* _Element boundary items_
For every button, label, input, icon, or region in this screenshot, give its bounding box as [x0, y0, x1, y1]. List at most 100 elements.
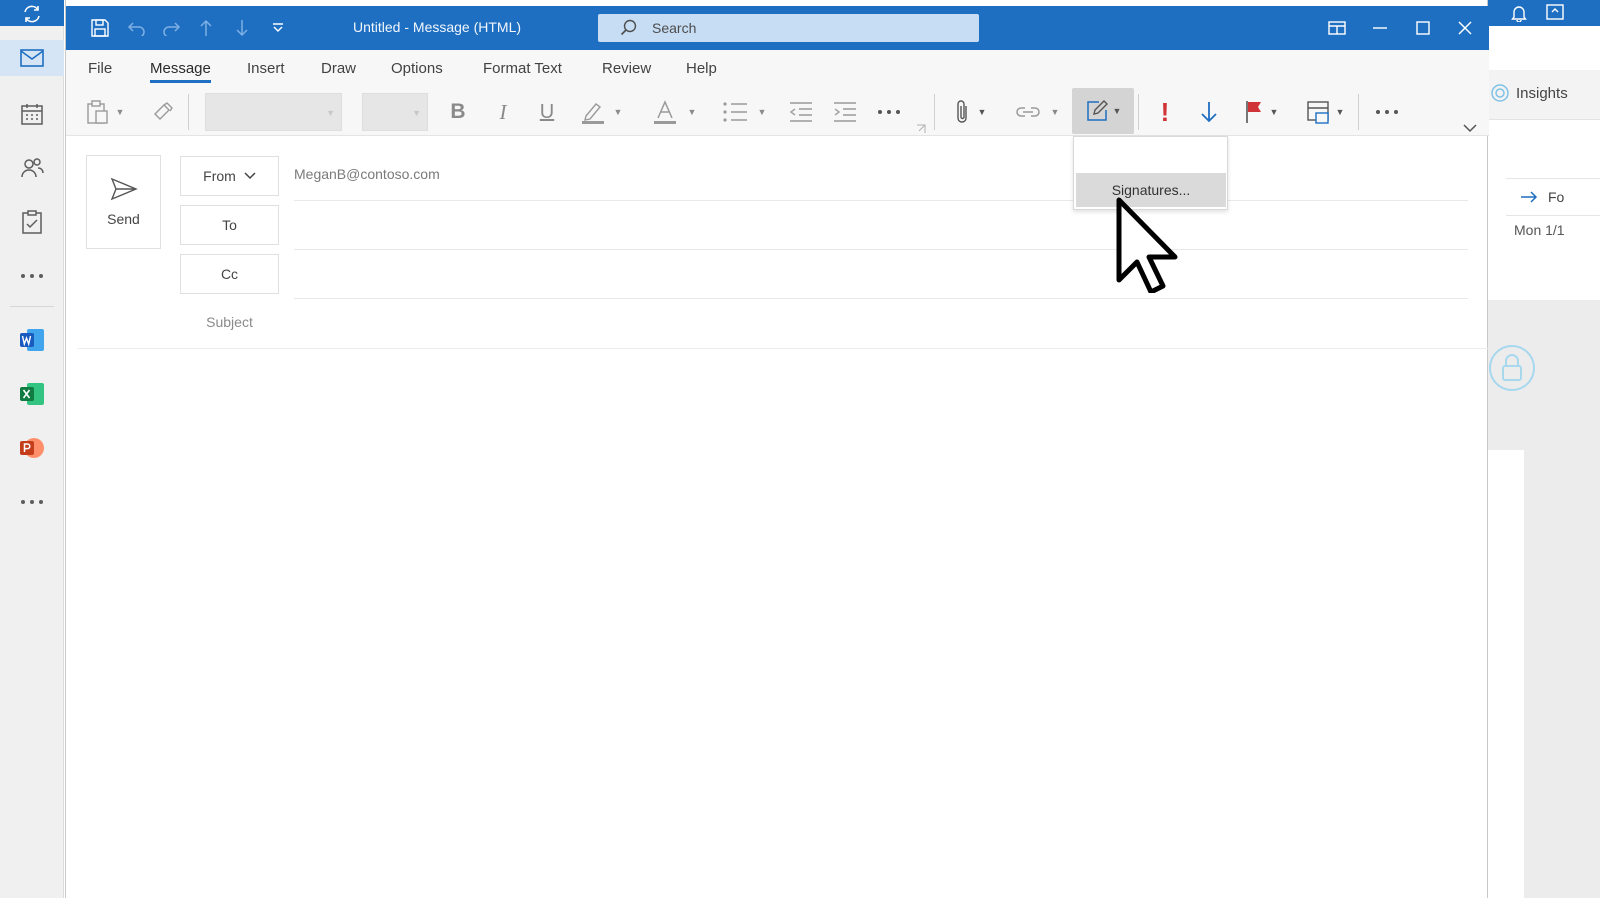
paste-button[interactable]: ▼ [80, 96, 130, 128]
highlighter-icon [580, 99, 606, 125]
send-button[interactable]: Send [86, 155, 161, 249]
italic-icon[interactable]: I [489, 96, 517, 128]
sync-icon[interactable] [14, 0, 50, 32]
chevron-down-icon: ▼ [613, 107, 623, 117]
tab-file[interactable]: File [88, 60, 112, 77]
low-importance-icon[interactable] [1196, 96, 1222, 128]
to-input[interactable] [294, 205, 1468, 245]
subject-input[interactable] [294, 303, 1468, 343]
chevron-down-icon: ▼ [977, 107, 987, 117]
ribbon: ▼ ▼ ▼ B I U ▼ ▼ ▼ ▼ ▼ ▼ ! ▼ ▼ [66, 88, 1489, 136]
cc-input[interactable] [294, 254, 1468, 294]
high-importance-icon[interactable]: ! [1152, 96, 1178, 128]
word-icon[interactable] [14, 322, 50, 358]
bullets-button[interactable]: ▼ [716, 96, 772, 128]
redo-icon[interactable] [154, 6, 190, 50]
excel-icon[interactable] [14, 376, 50, 412]
chevron-down-icon: ▼ [1050, 107, 1060, 117]
background-ribbon: Insights [1488, 70, 1600, 120]
insights-button[interactable]: Insights [1490, 83, 1568, 103]
tab-review[interactable]: Review [602, 60, 651, 77]
decrease-indent-icon[interactable] [786, 96, 816, 128]
collapse-ribbon-icon[interactable] [1463, 120, 1477, 138]
to-divider [294, 249, 1468, 250]
close-icon[interactable] [1447, 6, 1483, 50]
more-apps-icon-2[interactable] [14, 484, 50, 520]
forward-button[interactable]: Fo [1506, 178, 1600, 216]
next-item-icon[interactable] [224, 6, 260, 50]
cc-button[interactable]: Cc [180, 254, 279, 294]
more-apps-icon[interactable] [14, 258, 50, 294]
forward-label: Fo [1548, 189, 1565, 205]
tab-help[interactable]: Help [686, 60, 717, 77]
previous-item-icon[interactable] [188, 6, 224, 50]
tab-message[interactable]: Message [150, 60, 211, 83]
chevron-down-icon [244, 172, 256, 180]
ribbon-separator [1138, 94, 1139, 130]
save-icon[interactable] [82, 6, 118, 50]
signature-button[interactable]: ▼ [1072, 88, 1134, 134]
send-icon [110, 177, 138, 201]
people-icon[interactable] [14, 150, 50, 186]
customize-toolbar-icon[interactable] [260, 6, 296, 50]
chevron-down-icon: ▼ [1335, 107, 1345, 117]
subject-divider [78, 348, 1488, 349]
chevron-down-icon: ▼ [757, 107, 767, 117]
maximize-icon[interactable] [1405, 6, 1441, 50]
message-date: Mon 1/1 [1514, 222, 1565, 238]
cc-divider [294, 298, 1468, 299]
underline-icon[interactable]: U [533, 96, 561, 128]
sensitivity-button[interactable]: ▼ [1304, 96, 1346, 128]
font-color-button[interactable]: ▼ [646, 96, 702, 128]
undo-icon[interactable] [118, 6, 154, 50]
minimize-icon[interactable] [1362, 6, 1398, 50]
ribbon-separator [188, 94, 189, 130]
chevron-down-icon: ▼ [687, 107, 697, 117]
font-name-dropdown[interactable]: ▼ [205, 93, 342, 131]
ribbon-display-options-icon[interactable] [1319, 6, 1355, 50]
tab-insert[interactable]: Insert [247, 60, 285, 77]
bullets-icon [722, 101, 748, 123]
font-size-dropdown[interactable]: ▼ [362, 93, 428, 131]
insights-icon [1490, 83, 1510, 103]
follow-up-button[interactable]: ▼ [1240, 96, 1282, 128]
search-placeholder: Search [652, 20, 697, 36]
from-label: From [203, 168, 236, 184]
chevron-down-icon: ▼ [326, 108, 335, 118]
window-title: Untitled - Message (HTML) [353, 19, 522, 35]
format-painter-icon[interactable] [146, 96, 180, 128]
increase-indent-icon[interactable] [830, 96, 860, 128]
mouse-cursor-icon [1116, 197, 1180, 298]
subject-label: Subject [206, 314, 253, 330]
attach-file-button[interactable]: ▼ [950, 96, 992, 128]
tab-draw[interactable]: Draw [321, 60, 356, 77]
paperclip-icon [956, 99, 970, 125]
font-color-icon [652, 99, 678, 125]
more-options-icon[interactable] [1372, 96, 1402, 128]
signature-icon [1085, 99, 1109, 123]
more-formatting-icon[interactable] [874, 96, 904, 128]
lock-icon [1488, 344, 1536, 392]
powerpoint-icon[interactable] [14, 430, 50, 466]
mail-icon[interactable] [0, 40, 64, 76]
from-address: MeganB@contoso.com [294, 166, 440, 182]
notification-bell-icon[interactable] [1510, 4, 1528, 27]
ribbon-separator [1358, 94, 1359, 130]
calendar-icon[interactable] [14, 96, 50, 132]
tab-options[interactable]: Options [391, 60, 443, 77]
bold-icon[interactable]: B [444, 96, 472, 128]
link-button[interactable]: ▼ [1010, 96, 1064, 128]
highlight-button[interactable]: ▼ [576, 96, 626, 128]
dialog-launcher-icon[interactable] [916, 121, 926, 139]
tasks-icon[interactable] [14, 204, 50, 240]
from-button[interactable]: From [180, 156, 279, 196]
from-divider [294, 200, 1468, 201]
paste-icon [86, 100, 108, 124]
search-box[interactable]: Search [598, 14, 979, 42]
background-window-icon[interactable] [1546, 4, 1564, 25]
chevron-down-icon: ▼ [115, 107, 125, 117]
to-label: To [222, 217, 237, 233]
to-button[interactable]: To [180, 205, 279, 245]
message-body[interactable] [78, 352, 1478, 892]
tab-format-text[interactable]: Format Text [483, 60, 562, 77]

* _Task objective_
Copy out the items from the line containing "paste-button[interactable]: ▼ [80, 96, 130, 128]" through the line containing "subject-input[interactable] [294, 303, 1468, 343]", both included, without changing anything.

* _Output below_
paste-button[interactable]: ▼ [80, 96, 130, 128]
highlighter-icon [580, 99, 606, 125]
send-button[interactable]: Send [86, 155, 161, 249]
italic-icon[interactable]: I [489, 96, 517, 128]
sync-icon[interactable] [14, 0, 50, 32]
chevron-down-icon: ▼ [613, 107, 623, 117]
tab-file[interactable]: File [88, 60, 112, 77]
low-importance-icon[interactable] [1196, 96, 1222, 128]
to-input[interactable] [294, 205, 1468, 245]
subject-input[interactable] [294, 303, 1468, 343]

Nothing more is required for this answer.